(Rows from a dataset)
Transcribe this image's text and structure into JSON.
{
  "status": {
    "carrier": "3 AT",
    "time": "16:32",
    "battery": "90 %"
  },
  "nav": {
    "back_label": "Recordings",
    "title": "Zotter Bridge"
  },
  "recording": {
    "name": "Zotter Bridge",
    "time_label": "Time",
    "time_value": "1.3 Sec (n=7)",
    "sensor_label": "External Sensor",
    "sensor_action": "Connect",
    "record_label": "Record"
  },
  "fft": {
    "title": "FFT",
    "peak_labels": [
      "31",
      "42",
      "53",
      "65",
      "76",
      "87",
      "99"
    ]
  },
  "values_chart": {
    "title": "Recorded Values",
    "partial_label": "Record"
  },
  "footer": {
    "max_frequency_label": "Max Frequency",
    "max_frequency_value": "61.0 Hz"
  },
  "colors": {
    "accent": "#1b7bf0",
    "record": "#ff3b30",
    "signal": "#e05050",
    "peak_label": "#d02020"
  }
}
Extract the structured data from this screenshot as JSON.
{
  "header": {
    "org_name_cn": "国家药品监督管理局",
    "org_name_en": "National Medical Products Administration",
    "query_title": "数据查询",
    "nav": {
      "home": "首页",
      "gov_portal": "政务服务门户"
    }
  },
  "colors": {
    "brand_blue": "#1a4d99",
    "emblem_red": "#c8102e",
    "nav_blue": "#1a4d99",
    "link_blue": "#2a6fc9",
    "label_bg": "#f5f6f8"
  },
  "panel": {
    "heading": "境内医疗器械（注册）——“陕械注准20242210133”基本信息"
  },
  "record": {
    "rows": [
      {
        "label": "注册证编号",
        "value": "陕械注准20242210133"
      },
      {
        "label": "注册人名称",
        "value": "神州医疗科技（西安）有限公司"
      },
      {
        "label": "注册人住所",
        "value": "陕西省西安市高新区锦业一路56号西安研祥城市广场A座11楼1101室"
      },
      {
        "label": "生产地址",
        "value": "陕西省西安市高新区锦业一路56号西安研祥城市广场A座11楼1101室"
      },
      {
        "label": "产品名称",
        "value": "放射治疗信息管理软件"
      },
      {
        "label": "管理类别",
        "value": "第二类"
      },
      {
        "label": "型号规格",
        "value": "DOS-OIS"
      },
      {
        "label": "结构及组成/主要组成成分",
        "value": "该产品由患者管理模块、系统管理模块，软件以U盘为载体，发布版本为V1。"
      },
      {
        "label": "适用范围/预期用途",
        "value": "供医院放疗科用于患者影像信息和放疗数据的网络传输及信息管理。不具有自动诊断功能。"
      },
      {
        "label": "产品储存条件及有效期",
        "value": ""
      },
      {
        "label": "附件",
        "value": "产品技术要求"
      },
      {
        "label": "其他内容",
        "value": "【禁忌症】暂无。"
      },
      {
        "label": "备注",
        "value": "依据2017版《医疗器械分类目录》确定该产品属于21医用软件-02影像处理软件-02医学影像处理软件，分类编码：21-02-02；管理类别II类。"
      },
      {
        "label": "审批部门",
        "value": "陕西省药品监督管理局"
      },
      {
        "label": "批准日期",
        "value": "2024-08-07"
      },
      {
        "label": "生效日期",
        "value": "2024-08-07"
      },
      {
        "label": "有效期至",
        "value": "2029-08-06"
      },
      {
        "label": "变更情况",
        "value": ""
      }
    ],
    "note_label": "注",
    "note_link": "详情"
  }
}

▶ **Goal**
Restate the data above word for word.

▶ **Exercise answer**
Transcribe this image's text and structure into JSON.
{
  "status": {
    "carrier": "3 AT",
    "time": "16:32",
    "battery": "90 %"
  },
  "nav": {
    "back_label": "Recordings",
    "title": "Zotter Bridge"
  },
  "recording": {
    "name": "Zotter Bridge",
    "time_label": "Time",
    "time_value": "1.3 Sec (n=7)",
    "sensor_label": "External Sensor",
    "sensor_action": "Connect",
    "record_label": "Record"
  },
  "fft": {
    "title": "FFT",
    "peak_labels": [
      "31",
      "42",
      "53",
      "65",
      "76",
      "87",
      "99"
    ]
  },
  "values_chart": {
    "title": "Recorded Values",
    "partial_label": "Record"
  },
  "footer": {
    "max_frequency_label": "Max Frequency",
    "max_frequency_value": "61.0 Hz"
  },
  "colors": {
    "accent": "#1b7bf0",
    "record": "#ff3b30",
    "signal": "#e05050",
    "peak_label": "#d02020"
  }
}
Extract the structured data from this screenshot as JSON.
{
  "header": {
    "org_name_cn": "国家药品监督管理局",
    "org_name_en": "National Medical Products Administration",
    "query_title": "数据查询",
    "nav": {
      "home": "首页",
      "gov_portal": "政务服务门户"
    }
  },
  "colors": {
    "brand_blue": "#1a4d99",
    "emblem_red": "#c8102e",
    "nav_blue": "#1a4d99",
    "link_blue": "#2a6fc9",
    "label_bg": "#f5f6f8"
  },
  "panel": {
    "heading": "境内医疗器械（注册）——“陕械注准20242210133”基本信息"
  },
  "record": {
    "rows": [
      {
        "label": "注册证编号",
        "value": "陕械注准20242210133"
      },
      {
        "label": "注册人名称",
        "value": "神州医疗科技（西安）有限公司"
      },
      {
        "label": "注册人住所",
        "value": "陕西省西安市高新区锦业一路56号西安研祥城市广场A座11楼1101室"
      },
      {
        "label": "生产地址",
        "value": "陕西省西安市高新区锦业一路56号西安研祥城市广场A座11楼1101室"
      },
      {
        "label": "产品名称",
        "value": "放射治疗信息管理软件"
      },
      {
        "label": "管理类别",
        "value": "第二类"
      },
      {
        "label": "型号规格",
        "value": "DOS-OIS"
      },
      {
        "label": "结构及组成/主要组成成分",
        "value": "该产品由患者管理模块、系统管理模块，软件以U盘为载体，发布版本为V1。"
      },
      {
        "label": "适用范围/预期用途",
        "value": "供医院放疗科用于患者影像信息和放疗数据的网络传输及信息管理。不具有自动诊断功能。"
      },
      {
        "label": "产品储存条件及有效期",
        "value": ""
      },
      {
        "label": "附件",
        "value": "产品技术要求"
      },
      {
        "label": "其他内容",
        "value": "【禁忌症】暂无。"
      },
      {
        "label": "备注",
        "value": "依据2017版《医疗器械分类目录》确定该产品属于21医用软件-02影像处理软件-02医学影像处理软件，分类编码：21-02-02；管理类别II类。"
      },
      {
        "label": "审批部门",
        "value": "陕西省药品监督管理局"
      },
      {
        "label": "批准日期",
        "value": "2024-08-07"
      },
      {
        "label": "生效日期",
        "value": "2024-08-07"
      },
      {
        "label": "有效期至",
        "value": "2029-08-06"
      },
      {
        "label": "变更情况",
        "value": ""
      }
    ],
    "note_label": "注",
    "note_link": "详情"
  }
}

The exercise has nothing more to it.